>> begin
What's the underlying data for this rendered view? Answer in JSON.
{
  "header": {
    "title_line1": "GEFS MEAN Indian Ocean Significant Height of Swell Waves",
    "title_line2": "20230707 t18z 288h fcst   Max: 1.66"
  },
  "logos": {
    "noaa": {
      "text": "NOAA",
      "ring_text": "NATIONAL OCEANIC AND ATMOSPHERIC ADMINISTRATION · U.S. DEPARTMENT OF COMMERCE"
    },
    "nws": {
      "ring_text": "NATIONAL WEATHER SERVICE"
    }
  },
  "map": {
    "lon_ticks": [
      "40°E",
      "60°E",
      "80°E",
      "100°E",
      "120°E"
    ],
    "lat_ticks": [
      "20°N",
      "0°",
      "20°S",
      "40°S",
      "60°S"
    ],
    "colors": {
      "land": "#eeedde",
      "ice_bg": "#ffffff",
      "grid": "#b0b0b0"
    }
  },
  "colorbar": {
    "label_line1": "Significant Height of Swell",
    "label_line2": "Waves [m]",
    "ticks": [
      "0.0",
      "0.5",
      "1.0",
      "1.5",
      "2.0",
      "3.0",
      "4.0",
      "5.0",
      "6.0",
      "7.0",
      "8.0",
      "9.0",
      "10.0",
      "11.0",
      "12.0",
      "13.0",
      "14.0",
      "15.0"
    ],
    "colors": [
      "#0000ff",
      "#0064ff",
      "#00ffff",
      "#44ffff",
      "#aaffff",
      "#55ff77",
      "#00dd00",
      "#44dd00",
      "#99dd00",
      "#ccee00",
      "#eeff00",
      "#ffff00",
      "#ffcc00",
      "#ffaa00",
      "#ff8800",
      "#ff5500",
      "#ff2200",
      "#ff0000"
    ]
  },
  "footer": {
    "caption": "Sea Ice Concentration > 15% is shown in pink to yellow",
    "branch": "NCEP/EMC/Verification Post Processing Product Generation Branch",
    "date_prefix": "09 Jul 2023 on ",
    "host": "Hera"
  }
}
>> end
• PROMPT:
From the first line to the last, please quote the material above exactly.

• THE RESULT:
What's the underlying data for this rendered view? Answer in JSON.
{
  "header": {
    "title_line1": "GEFS MEAN Indian Ocean Significant Height of Swell Waves",
    "title_line2": "20230707 t18z 288h fcst   Max: 1.66"
  },
  "logos": {
    "noaa": {
      "text": "NOAA",
      "ring_text": "NATIONAL OCEANIC AND ATMOSPHERIC ADMINISTRATION · U.S. DEPARTMENT OF COMMERCE"
    },
    "nws": {
      "ring_text": "NATIONAL WEATHER SERVICE"
    }
  },
  "map": {
    "lon_ticks": [
      "40°E",
      "60°E",
      "80°E",
      "100°E",
      "120°E"
    ],
    "lat_ticks": [
      "20°N",
      "0°",
      "20°S",
      "40°S",
      "60°S"
    ],
    "colors": {
      "land": "#eeedde",
      "ice_bg": "#ffffff",
      "grid": "#b0b0b0"
    }
  },
  "colorbar": {
    "label_line1": "Significant Height of Swell",
    "label_line2": "Waves [m]",
    "ticks": [
      "0.0",
      "0.5",
      "1.0",
      "1.5",
      "2.0",
      "3.0",
      "4.0",
      "5.0",
      "6.0",
      "7.0",
      "8.0",
      "9.0",
      "10.0",
      "11.0",
      "12.0",
      "13.0",
      "14.0",
      "15.0"
    ],
    "colors": [
      "#0000ff",
      "#0064ff",
      "#00ffff",
      "#44ffff",
      "#aaffff",
      "#55ff77",
      "#00dd00",
      "#44dd00",
      "#99dd00",
      "#ccee00",
      "#eeff00",
      "#ffff00",
      "#ffcc00",
      "#ffaa00",
      "#ff8800",
      "#ff5500",
      "#ff2200",
      "#ff0000"
    ]
  },
  "footer": {
    "caption": "Sea Ice Concentration > 15% is shown in pink to yellow",
    "branch": "NCEP/EMC/Verification Post Processing Product Generation Branch",
    "date_prefix": "09 Jul 2023 on ",
    "host": "Hera"
  }
}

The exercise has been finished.